Collection entries:
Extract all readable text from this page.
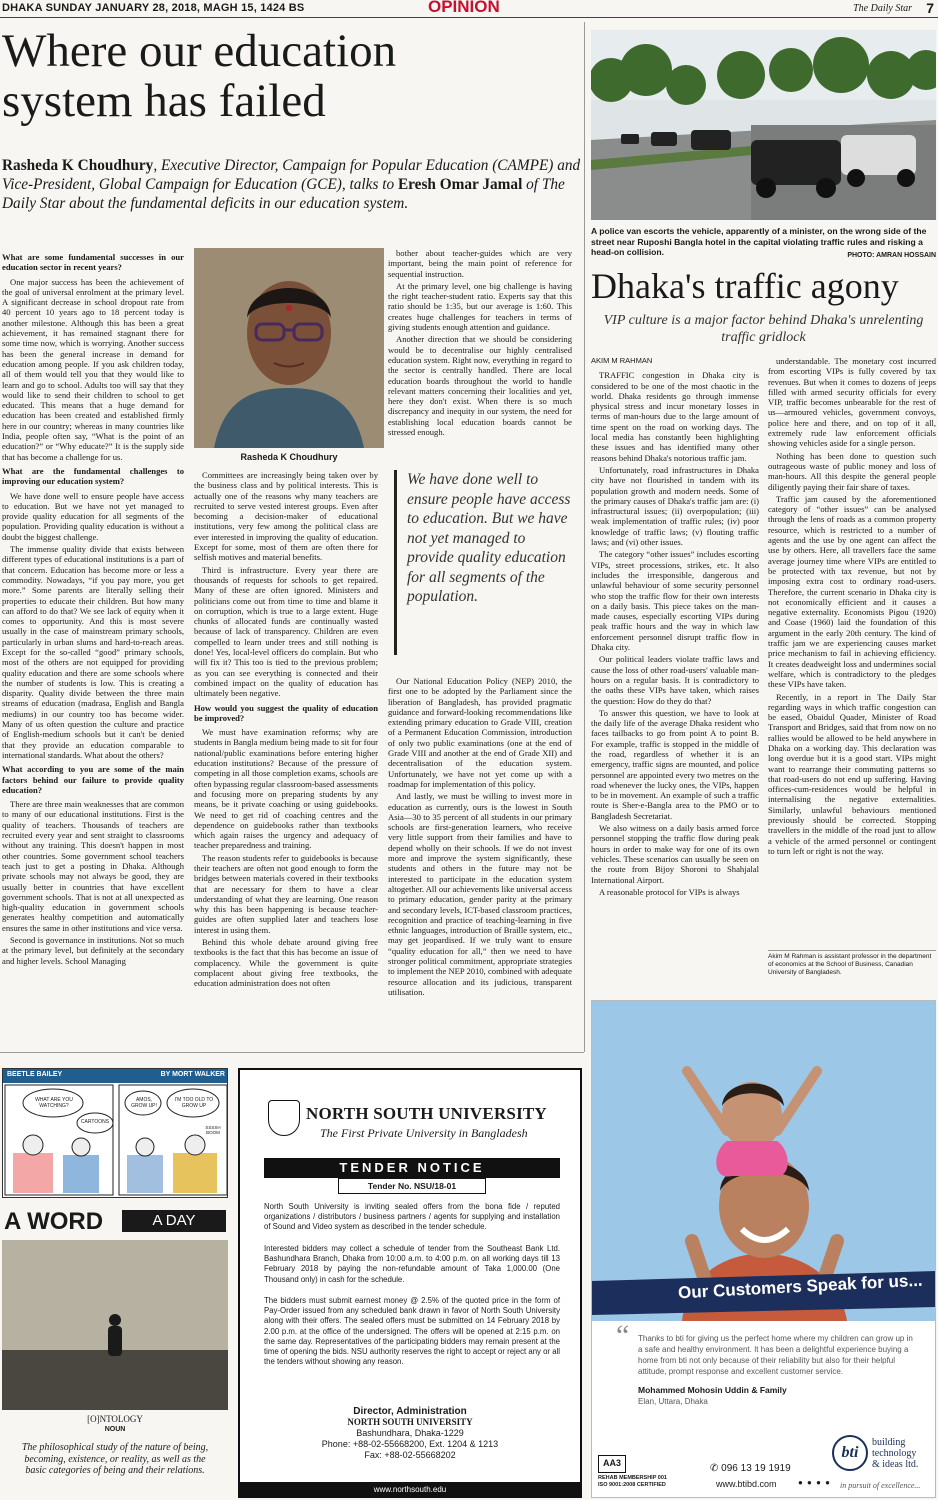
DHAKA SUNDAY JANUARY 28, 2018, MAGH 15, 1424 BS	OPINION	The Daily Star 7
Where our education
system has failed
Rasheda K Choudhury, Executive Director, Campaign for Popular Education (CAMPE) and Vice-President, Global Campaign for Education (GCE), talks to Eresh Omar Jamal of The Daily Star about the fundamental deficits in our education system.

What are some fundamental successes in our education sector in recent years?

One major success has been the achievement of the goal of universal enrolment at the primary level. A significant decrease in school dropout rate from 40 percent 10 years ago to 18 percent today is another milestone. Although this has been a great achievement, it has remained stagnant there for some time now, which is worrying. Another success has been the general increase in demand for education among people. If you ask children today, all of them would tell you that they would like to learn and go to school. Adults too will say that they would like to send their children to school to get educated. This means that a huge demand for education has been created and established firmly here in our country; whereas in many countries like India, people often say, “What is the point of an education?” or “Why educate?” It is the supply side that has become a challenge for us.

What are the fundamental challenges to improving our education system?

We have done well to ensure people have access to education. But we have not yet managed to provide quality education for all segments of the population. Providing quality education is without a doubt the biggest challenge.

The immense quality divide that exists between different types of educational institutions is a part of that concern. Education has become more or less a commodity. Nowadays, “if you pay more, you get more.” Some parents are literally selling their properties to educate their children. But how many can afford to do that? We see lack of equity when it comes to opportunity. And this is most severe usually in the case of mainstream primary schools, particularly in urban slums and hard-to-reach areas. Except for the so-called “good” primary schools, most of the others are not equipped for providing quality education and there are some schools where the number of students is low. This is creating a disparity. Quality divide between the three main streams of education (madrasa, English and Bangla mediums) in our country too has become wider. Many of us often question the culture and practice of English-medium schools but it can't be denied that they provide an education comparable to international standards. What about the others?

What according to you are some of the main factors behind our failure to provide quality education?

There are three main weaknesses that are common to many of our educational institutions. First is the quality of teachers. Thousands of teachers are recruited every year and sent straight to classrooms without any training. This doesn't happen in most other countries. Some government school teachers teach just to get a posting in Dhaka. Although private schools may not always be good, they are usually better in countries that have excellent government schools. That is not at all unexpected as high-quality education in government schools generates healthy competition and automatically ensures the same in other institutions and vice versa.

Second is governance in institutions. Not so much at the primary level, but definitely at the secondary and higher levels. School Managing

Committees are increasingly being taken over by the business class and by political interests. This is actually one of the reasons why many teachers are recruited to serve vested interest groups. Even after becoming a decision-maker of educational institutions, very few among the political class are ever interested in improving the quality of education. Except for some, most of them are often there for selfish motives and material benefits.

Third is infrastructure. Every year there are thousands of requests for schools to get repaired. Many of these are often ignored. Ministers and politicians come out from time to time and blame it on corruption, which is true to a large extent. Huge chunks of allocated funds are continually wasted because of lack of transparency. Children are even compelled to learn under trees and still nothing is done! Yes, local-level officers do complain. But who will fix it? This too is tied to the previous problem; as you can see everything is connected and their combined impact on the quality of education has ultimately been negative.

How would you suggest the quality of education be improved?

We must have examination reforms; why are students in Bangla medium being made to sit for four national/public examinations before entering higher education institutions? Because of the pressure of competing in all those completion exams, schools are often bypassing regular classroom-based assessments and focusing more on preparing students by any means, be it private coaching or using guidebooks. We need to get rid of coaching centres and the dependence on guidebooks rather than textbooks which again raises the urgency and adequacy of teacher preparedness and training.

The reason students refer to guidebooks is because their teachers are often not good enough to form the bridges between materials covered in their textbooks that are necessary for them to have a clear understanding of what they are learning. One reason why this has been happening is because teacher-guides are often supplied later and teachers lose interest in using them.

Behind this whole debate around giving free textbooks is the fact that this has become an issue of complacency. While the government is quite complacent about giving free textbooks, the education administration does not often

bother about teacher-guides which are very important, being the main point of reference for sequential instruction.

At the primary level, one big challenge is having the right teacher-student ratio. Experts say that this ratio should be 1:35, but our average is 1:60. This creates huge challenges for teachers in terms of giving students enough attention and guidance.

Another direction that we should be considering would be to decentralise our highly centralised education system. Right now, everything in regard to the sector is centrally handled. There are local education boards throughout the world to handle relevant matters concerning their localities and yet, here they don't exist. When there is so much discrepancy and inequity in our system, the need for establishing local education boards cannot be stressed enough.

Our National Education Policy (NEP) 2010, the first one to be adopted by the Parliament since the liberation of Bangladesh, has provided pragmatic guidance and forward-looking recommendations like extending primary education to Grade VIII, creation of a Permanent Education Commission, introduction of only two public examinations (one at the end of Grade VIII and another at the end of Grade XII) and decentralisation of the education system. Unfortunately, we have not yet come up with a roadmap for implementation of this policy.

And lastly, we must be willing to invest more in education as currently, ours is the lowest in South Asia—30 to 35 percent of all students in our primary schools are first-generation learners, who receive very little support from their families and have to depend wholly on their schools. If we do not invest more and improve the system significantly, these students and others in the future may not be interested to participate in the education system altogether. All our achievements like universal access to primary education, gender parity at the primary and secondary levels, ICT-based classroom practices, recognition and practice of teaching-learning in five ethnic languages, introduction of Braille system, etc., may get jeopardised. If we truly want to ensure “quality education for all,” then we need to have stronger political commitment, appropriate strategies to implement the NEP 2010, combined with adequate resource allocation and its judicious, transparent utilisation.

Rasheda K Choudhury
We have done well to ensure people have access to education. But we have not yet managed to provide quality education for all segments of the population.
A police van escorts the vehicle, apparently of a minister, on the wrong side of the street near Ruposhi Bangla hotel in the capital violating traffic rules and risking a head-on collision.	PHOTO: AMRAN HOSSAIN
Dhaka's traffic agony
VIP culture is a major factor behind Dhaka's unrelenting traffic gridlock

AKIM M RAHMAN

TRAFFIC congestion in Dhaka city is considered to be one of the most chaotic in the world. Dhaka residents go through immense physical stress and incur monetary losses in terms of man-hours due to the large amount of time spent on the road on working days. The local media has constantly been highlighting these issues and has identified many other reasons behind Dhaka's notorious traffic jam.

Unfortunately, road infrastructures in Dhaka city have not flourished in tandem with its population growth and modern needs. Some of the primary causes of Dhaka's traffic jam are: (i) infrastructural issues; (ii) overpopulation; (iii) weak implementation of traffic rules; (iv) poor knowledge of traffic laws; (v) flouting traffic laws; and (vi) other issues.

The category “other issues” includes escorting VIPs, street processions, strikes, etc. It also includes the irresponsible, dangerous and unlawful behaviour of some security personnel who stop the traffic flow for their own interests on a daily basis. This piece takes on the man-made causes, especially escorting VIPs during peak traffic hours and the way in which law enforcement personnel disrupt traffic flow in Dhaka city.

Our political leaders violate traffic laws and cause the loss of other road-users' valuable man-hours on a regular basis. It is contradictory to the oaths these VIPs have taken, which raises the question: How do they do that?

To answer this question, we have to look at the daily life of the average Dhaka resident who faces tailbacks to go from point A to point B. For example, traffic is stopped in the middle of the road, regardless of whether it is an emergency, traffic signs are mounted, and police personnel are appointed every two metres on the road whenever the lucky ones, the VIPs, happen to be in movement. An example of such a traffic route is Sher-e-Bangla area to the PMO or to Bangladesh Secretariat.

We also witness on a daily basis armed force personnel stopping the traffic flow during peak hours in order to make way for one of its own vehicles. These scenarios can usually be seen on the route from Bijoy Shoroni to Shahjalal International Airport.

A reasonable protocol for VIPs is always

understandable. The monetary cost incurred from escorting VIPs is fully covered by tax revenues. But when it comes to dozens of jeeps filled with armed security officials for every VIP, traffic becomes unbearable for the rest of us—armoured vehicles, government convoys, police here and there, and on top of it all, extremely rude law enforcement officials showing vehicles aside for a single person.

Nothing has been done to question such outrageous waste of public money and loss of man-hours. All this despite the general people diligently paying their fair share of taxes.

Traffic jam caused by the aforementioned category of “other issues” can be analysed through the lens of roads as a common property resource, which is restricted to a number of agents and the use by one agent can affect the use by others. Here, all travellers face the same average journey time where VIPs are entitled to be protected with tax revenue, but not by imposing extra cost to ordinary road-users. Therefore, the current scenario in Dhaka city is not economically efficient and it causes a negative externality. Economists Pigou (1920) and Coase (1960) laid the foundation of this argument in the early 20th century. The kind of traffic jam we are experiencing causes market price mechanism to fail in achieving efficiency. It creates deadweight loss and undermines social welfare, which is contradictory to the pledges these VIPs have taken.

Recently, in a report in The Daily Star regarding ways in which traffic congestion can be eased, Obaidul Quader, Minister of Road Transport and Bridges, said that from now on no rallies would be allowed to be held anywhere in Dhaka on a working day. This declaration was long overdue but it is a good start. VIPs might want to rearrange their commuting patterns so that road-users do not end up suffering. Having offices-cum-residences would be helpful in internalising the negative externalities. Similarly, unlawful behaviours mentioned previously should be corrected. Stopping travellers in the middle of the road just to allow a vehicle of the armed personnel or contingent to turn left or right is not the way.

Akim M Rahman is assistant professor in the department of economics at the School of Business, Canadian University of Bangladesh.
BEETLE BAILEY	BY MORT WALKER
WHAT ARE YOU WATCHING?
CARTOONS
AMOS, GROW UP!
I'M TOO OLD TO GROW UP
SSSSH BOOM
A WORD	A DAY
[O]NTOLOGY
NOUN
The philosophical study of the nature of being, becoming, existence, or reality, as well as the basic categories of being and their relations.
NORTH SOUTH UNIVERSITY
The First Private University in Bangladesh
TENDER NOTICE
Tender No. NSU/18-01
North South University is inviting sealed offers from the bona fide / reputed organizations / distributors / business partners / agents for supplying and installation of Sound and Video system as described in the tender schedule.
Interested bidders may collect a schedule of tender from the Southeast Bank Ltd. Bashundhara Branch, Dhaka from 10:00 a.m. to 4:00 p.m. on all working days till 13 February 2018 by paying the non-refundable amount of Taka 1,000.00 (One Thousand only) in cash for the schedule.
The bidders must submit earnest money @ 2.5% of the quoted price in the form of Pay-Order issued from any scheduled bank drawn in favor of North South University along with their offers. The sealed offers must be submitted on 14 February 2018 by 2.00 p.m. at the office of the undersigned. The offers will be opened at 2:15 p.m. on the same day. Representatives of the participating bidders may remain present at the time of opening the bids. NSU authority reserves the right to accept or reject any or all the tenders without showing any reason.
Director, Administration
NORTH SOUTH UNIVERSITY
Bashundhara, Dhaka-1229
Phone: +88-02-55668200, Ext. 1204 & 1213
Fax: +88-02-55668202
www.northsouth.edu
Our Customers Speak for us...
“ Thanks to bti for giving us the perfect home where my children can grow up in a safe and healthy environment. It has been a delightful experience buying a home from bti not only because of their reliability but also for their helpful attitude, prompt response and excellent customer service.
Mohammed Mohosin Uddin & Family
Elan, Uttara, Dhaka
AA3
REHAB MEMBERSHIP 001
ISO 9001:2008 CERTIFIED
✆ 096 13 19 1919
www.btibd.com	● ● ● ●
bti
building
technology
& ideas ltd.
in pursuit of excellence...
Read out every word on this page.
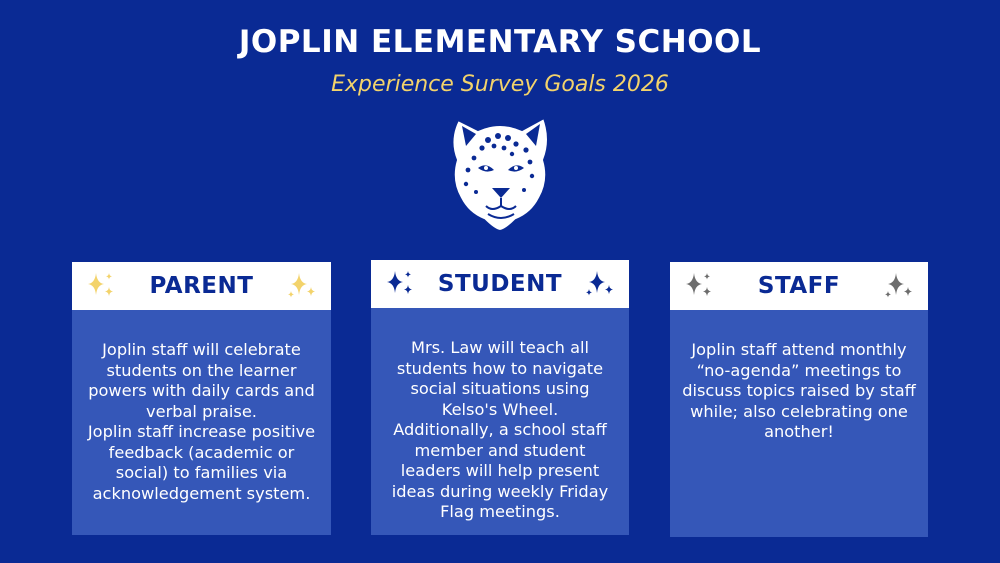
JOPLIN ELEMENTARY SCHOOL
Experience Survey Goals 2026
PARENT
Joplin staff will celebrate
students on the learner
powers with daily cards and
verbal praise.
Joplin staff increase positive
feedback (academic or
social) to families via
acknowledgement system.
STUDENT
Mrs. Law will teach all
students how to navigate
social situations using
Kelso's Wheel.
Additionally, a school staff
member and student
leaders will help present
ideas during weekly Friday
Flag meetings.
STAFF
Joplin staff attend monthly
“no-agenda” meetings to
discuss topics raised by staff
while; also celebrating one
another!
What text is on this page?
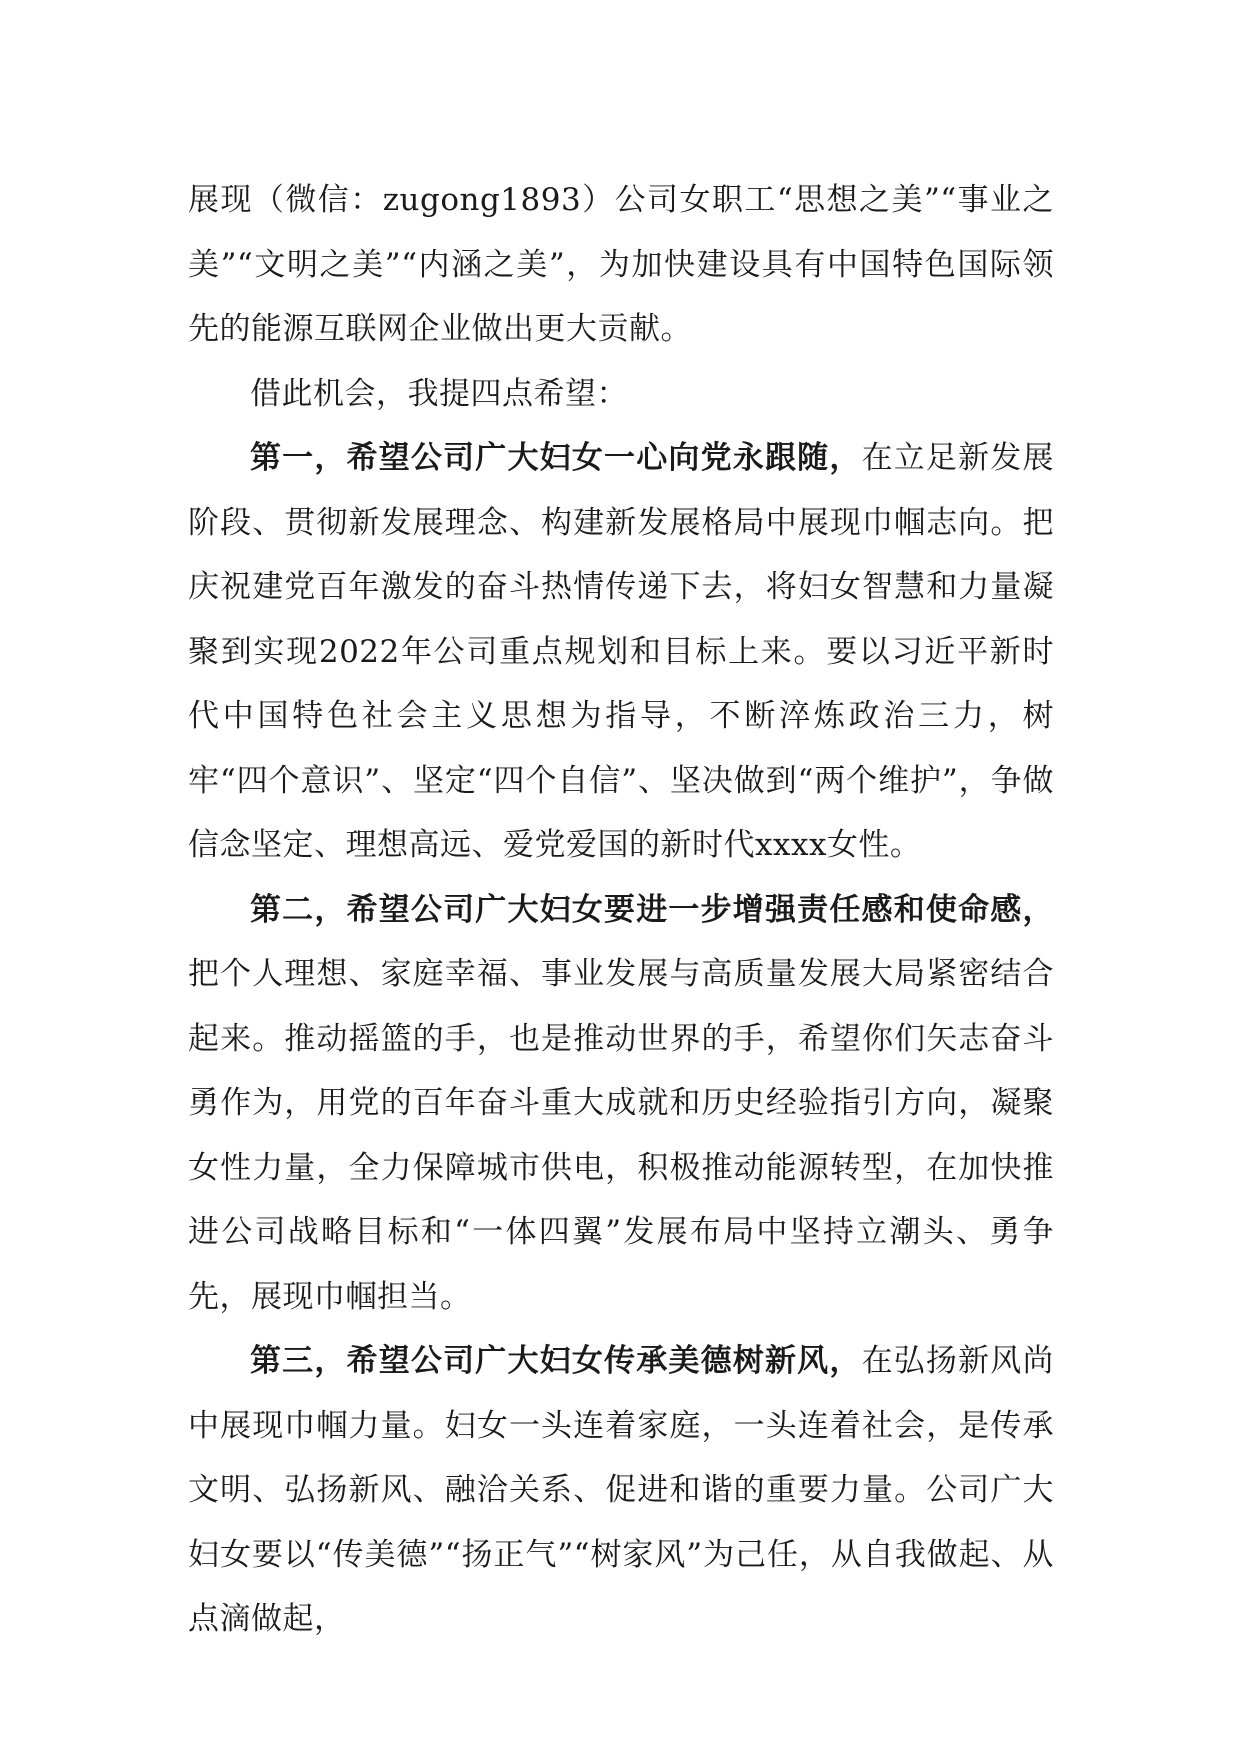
展现（微信：zugong1893）公司女职工“思想之美”“事业之美”“文明之美”“内涵之美”，为加快建设具有中国特色国际领先的能源互联网企业做出更大贡献。

借此机会，我提四点希望：

第一，希望公司广大妇女一心向党永跟随，在立足新发展阶段、贯彻新发展理念、构建新发展格局中展现巾帼志向。把庆祝建党百年激发的奋斗热情传递下去，将妇女智慧和力量凝聚到实现2022年公司重点规划和目标上来。要以习近平新时代中国特色社会主义思想为指导，不断淬炼政治三力，树牢“四个意识”、坚定“四个自信”、坚决做到“两个维护”，争做信念坚定、理想高远、爱党爱国的新时代xxxx女性。

第二，希望公司广大妇女要进一步增强责任感和使命感，把个人理想、家庭幸福、事业发展与高质量发展大局紧密结合起来。推动摇篮的手，也是推动世界的手，希望你们矢志奋斗勇作为，用党的百年奋斗重大成就和历史经验指引方向，凝聚女性力量，全力保障城市供电，积极推动能源转型，在加快推进公司战略目标和“一体四翼”发展布局中坚持立潮头、勇争先，展现巾帼担当。

第三，希望公司广大妇女传承美德树新风，在弘扬新风尚中展现巾帼力量。妇女一头连着家庭，一头连着社会，是传承文明、弘扬新风、融洽关系、促进和谐的重要力量。公司广大妇女要以“传美德”“扬正气”“树家风”为己任，从自我做起、从点滴做起，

Short task: Say how many lines in the records contain the string "giving", and say nothing else.

Answer for this exercise: 3